# Stored data
┄┄┄┄┄┄
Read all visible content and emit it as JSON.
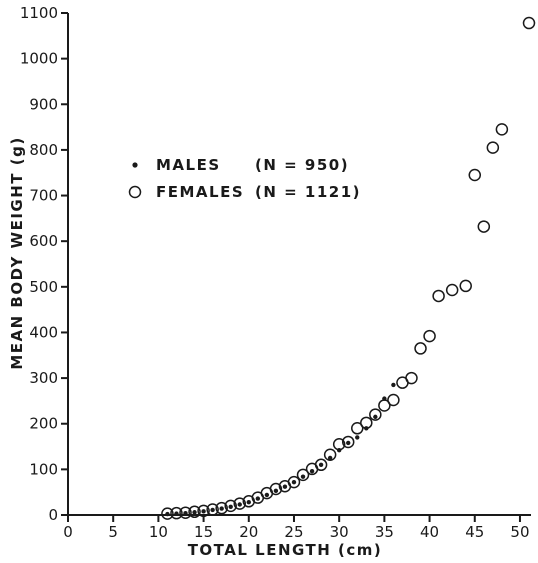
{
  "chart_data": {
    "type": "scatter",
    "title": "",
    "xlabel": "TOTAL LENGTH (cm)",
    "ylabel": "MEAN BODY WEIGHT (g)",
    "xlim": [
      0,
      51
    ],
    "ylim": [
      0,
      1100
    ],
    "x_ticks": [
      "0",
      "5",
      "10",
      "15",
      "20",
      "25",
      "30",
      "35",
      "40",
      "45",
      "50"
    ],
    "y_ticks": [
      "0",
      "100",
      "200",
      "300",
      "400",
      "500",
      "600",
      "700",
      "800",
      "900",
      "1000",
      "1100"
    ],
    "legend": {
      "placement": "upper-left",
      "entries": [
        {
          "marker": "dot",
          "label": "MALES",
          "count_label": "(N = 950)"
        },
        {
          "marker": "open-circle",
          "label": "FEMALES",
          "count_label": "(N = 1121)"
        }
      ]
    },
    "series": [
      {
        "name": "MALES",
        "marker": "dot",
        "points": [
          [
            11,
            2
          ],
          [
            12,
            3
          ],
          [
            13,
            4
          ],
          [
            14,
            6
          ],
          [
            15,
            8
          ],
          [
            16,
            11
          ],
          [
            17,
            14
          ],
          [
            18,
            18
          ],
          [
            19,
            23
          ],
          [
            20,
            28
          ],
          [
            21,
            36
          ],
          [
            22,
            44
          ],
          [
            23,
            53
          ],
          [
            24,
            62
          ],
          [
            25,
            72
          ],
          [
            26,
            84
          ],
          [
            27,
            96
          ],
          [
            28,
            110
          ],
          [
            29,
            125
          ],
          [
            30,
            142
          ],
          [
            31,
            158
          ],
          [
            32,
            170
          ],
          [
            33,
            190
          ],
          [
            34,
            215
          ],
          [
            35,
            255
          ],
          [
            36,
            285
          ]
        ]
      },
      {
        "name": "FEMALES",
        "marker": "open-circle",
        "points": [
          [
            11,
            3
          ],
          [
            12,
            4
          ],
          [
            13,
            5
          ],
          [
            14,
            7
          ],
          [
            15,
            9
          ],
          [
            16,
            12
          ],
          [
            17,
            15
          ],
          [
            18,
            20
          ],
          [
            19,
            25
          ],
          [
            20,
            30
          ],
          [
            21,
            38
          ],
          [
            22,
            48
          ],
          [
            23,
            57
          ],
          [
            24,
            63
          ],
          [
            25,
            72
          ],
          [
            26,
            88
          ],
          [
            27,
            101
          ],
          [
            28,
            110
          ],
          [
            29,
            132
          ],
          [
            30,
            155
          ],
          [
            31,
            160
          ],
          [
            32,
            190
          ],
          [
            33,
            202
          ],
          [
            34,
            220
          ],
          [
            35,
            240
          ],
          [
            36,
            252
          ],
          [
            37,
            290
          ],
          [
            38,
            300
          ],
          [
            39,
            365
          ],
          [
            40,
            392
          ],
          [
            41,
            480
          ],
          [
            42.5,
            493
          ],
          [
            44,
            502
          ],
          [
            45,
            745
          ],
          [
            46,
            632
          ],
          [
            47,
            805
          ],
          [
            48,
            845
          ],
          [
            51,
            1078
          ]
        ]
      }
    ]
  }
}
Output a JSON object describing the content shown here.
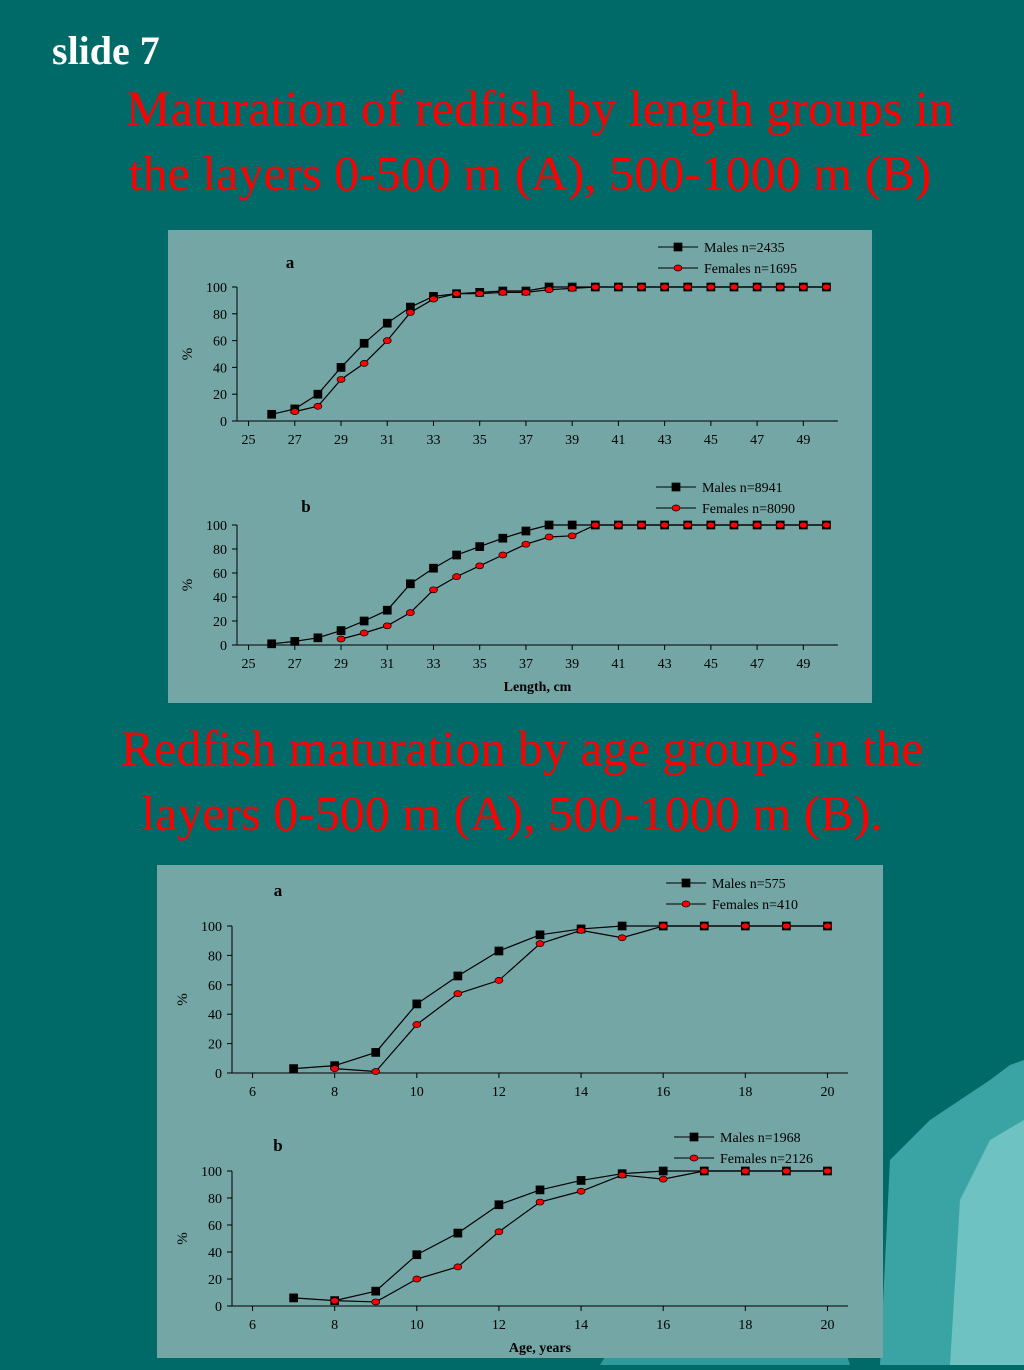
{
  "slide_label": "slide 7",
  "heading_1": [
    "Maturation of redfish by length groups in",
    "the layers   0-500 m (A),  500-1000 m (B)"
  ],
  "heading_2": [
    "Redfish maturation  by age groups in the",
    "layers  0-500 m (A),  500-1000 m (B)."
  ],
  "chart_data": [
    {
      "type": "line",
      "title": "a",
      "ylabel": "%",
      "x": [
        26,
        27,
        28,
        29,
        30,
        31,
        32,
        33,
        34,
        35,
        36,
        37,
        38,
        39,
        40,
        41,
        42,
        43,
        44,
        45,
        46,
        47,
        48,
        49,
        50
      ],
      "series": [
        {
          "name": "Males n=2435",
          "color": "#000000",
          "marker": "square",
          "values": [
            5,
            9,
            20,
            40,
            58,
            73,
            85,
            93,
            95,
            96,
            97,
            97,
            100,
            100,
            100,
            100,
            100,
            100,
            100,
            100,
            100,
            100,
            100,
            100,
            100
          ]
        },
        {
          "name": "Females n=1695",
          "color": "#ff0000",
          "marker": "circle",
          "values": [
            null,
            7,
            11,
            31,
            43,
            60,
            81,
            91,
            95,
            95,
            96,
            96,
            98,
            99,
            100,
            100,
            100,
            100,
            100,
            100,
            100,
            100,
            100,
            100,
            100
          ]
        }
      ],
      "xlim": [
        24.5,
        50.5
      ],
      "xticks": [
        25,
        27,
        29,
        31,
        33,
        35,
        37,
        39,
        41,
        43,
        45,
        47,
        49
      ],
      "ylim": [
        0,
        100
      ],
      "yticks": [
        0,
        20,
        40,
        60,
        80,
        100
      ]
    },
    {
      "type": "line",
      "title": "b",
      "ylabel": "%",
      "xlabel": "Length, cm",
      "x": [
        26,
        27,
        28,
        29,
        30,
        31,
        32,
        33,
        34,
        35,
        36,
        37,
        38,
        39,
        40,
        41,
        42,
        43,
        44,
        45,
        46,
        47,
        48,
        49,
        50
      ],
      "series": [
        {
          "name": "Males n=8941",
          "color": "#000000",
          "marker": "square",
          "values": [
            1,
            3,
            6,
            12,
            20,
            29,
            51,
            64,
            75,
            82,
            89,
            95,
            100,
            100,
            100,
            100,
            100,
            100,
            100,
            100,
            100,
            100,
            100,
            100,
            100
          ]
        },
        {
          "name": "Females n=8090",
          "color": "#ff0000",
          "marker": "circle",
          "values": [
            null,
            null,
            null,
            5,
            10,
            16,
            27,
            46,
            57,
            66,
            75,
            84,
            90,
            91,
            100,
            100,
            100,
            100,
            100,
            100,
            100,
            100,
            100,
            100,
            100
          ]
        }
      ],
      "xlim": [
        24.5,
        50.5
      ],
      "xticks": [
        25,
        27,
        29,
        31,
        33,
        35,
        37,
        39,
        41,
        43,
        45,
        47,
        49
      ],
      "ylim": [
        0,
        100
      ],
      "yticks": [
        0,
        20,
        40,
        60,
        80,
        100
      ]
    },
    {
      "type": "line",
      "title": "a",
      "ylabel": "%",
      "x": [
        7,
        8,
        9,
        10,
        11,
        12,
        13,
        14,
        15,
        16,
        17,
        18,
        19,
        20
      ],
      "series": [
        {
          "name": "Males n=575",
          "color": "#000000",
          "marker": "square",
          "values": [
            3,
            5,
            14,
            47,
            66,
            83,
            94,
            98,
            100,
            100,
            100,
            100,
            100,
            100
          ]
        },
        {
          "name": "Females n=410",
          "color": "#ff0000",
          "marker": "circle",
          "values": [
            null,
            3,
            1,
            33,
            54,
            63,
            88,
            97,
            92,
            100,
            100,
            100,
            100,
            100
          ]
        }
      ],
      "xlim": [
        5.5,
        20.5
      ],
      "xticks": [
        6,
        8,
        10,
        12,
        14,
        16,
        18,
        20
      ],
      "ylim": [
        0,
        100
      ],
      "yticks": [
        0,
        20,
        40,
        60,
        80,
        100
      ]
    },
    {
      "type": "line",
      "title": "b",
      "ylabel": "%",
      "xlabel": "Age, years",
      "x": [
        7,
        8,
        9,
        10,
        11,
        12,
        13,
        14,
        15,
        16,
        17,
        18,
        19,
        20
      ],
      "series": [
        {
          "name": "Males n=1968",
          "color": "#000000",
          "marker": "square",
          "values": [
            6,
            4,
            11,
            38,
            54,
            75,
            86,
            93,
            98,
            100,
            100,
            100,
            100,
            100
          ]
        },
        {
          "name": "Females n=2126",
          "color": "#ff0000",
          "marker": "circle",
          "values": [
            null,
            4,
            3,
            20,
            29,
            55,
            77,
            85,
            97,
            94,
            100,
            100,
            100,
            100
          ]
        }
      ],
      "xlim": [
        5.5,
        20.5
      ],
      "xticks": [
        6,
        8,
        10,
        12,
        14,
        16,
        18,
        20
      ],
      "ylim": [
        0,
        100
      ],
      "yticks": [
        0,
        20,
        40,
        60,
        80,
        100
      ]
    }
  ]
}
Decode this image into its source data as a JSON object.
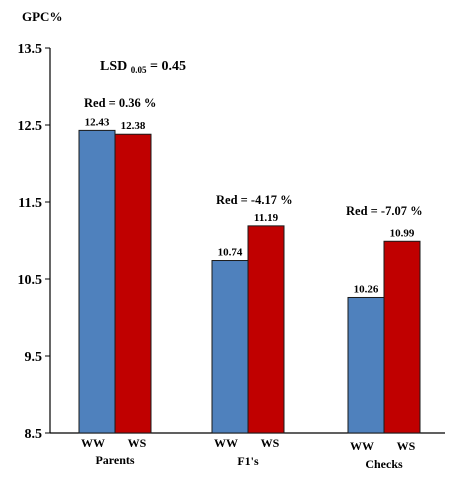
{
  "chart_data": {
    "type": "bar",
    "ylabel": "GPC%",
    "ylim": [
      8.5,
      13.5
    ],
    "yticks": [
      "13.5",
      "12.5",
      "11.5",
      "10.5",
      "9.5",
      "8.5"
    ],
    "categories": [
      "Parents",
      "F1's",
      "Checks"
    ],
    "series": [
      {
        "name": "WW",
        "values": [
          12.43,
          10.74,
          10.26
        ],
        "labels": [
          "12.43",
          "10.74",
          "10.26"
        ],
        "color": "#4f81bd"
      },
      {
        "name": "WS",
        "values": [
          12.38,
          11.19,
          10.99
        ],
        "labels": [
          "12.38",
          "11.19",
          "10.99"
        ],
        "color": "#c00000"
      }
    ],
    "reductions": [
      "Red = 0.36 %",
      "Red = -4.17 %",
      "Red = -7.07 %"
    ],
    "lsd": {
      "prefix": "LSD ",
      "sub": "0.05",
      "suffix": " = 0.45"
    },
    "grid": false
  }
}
┄┄┄┄┄┄
# Exercise brief
Look for lines containing the string "xlabel" and copy them all.

# Solved problem
    "xlabel": "TOTAL LENGTH (cm)",
      "xlabel": "Length, cm",
      "xlabel": "Age, years",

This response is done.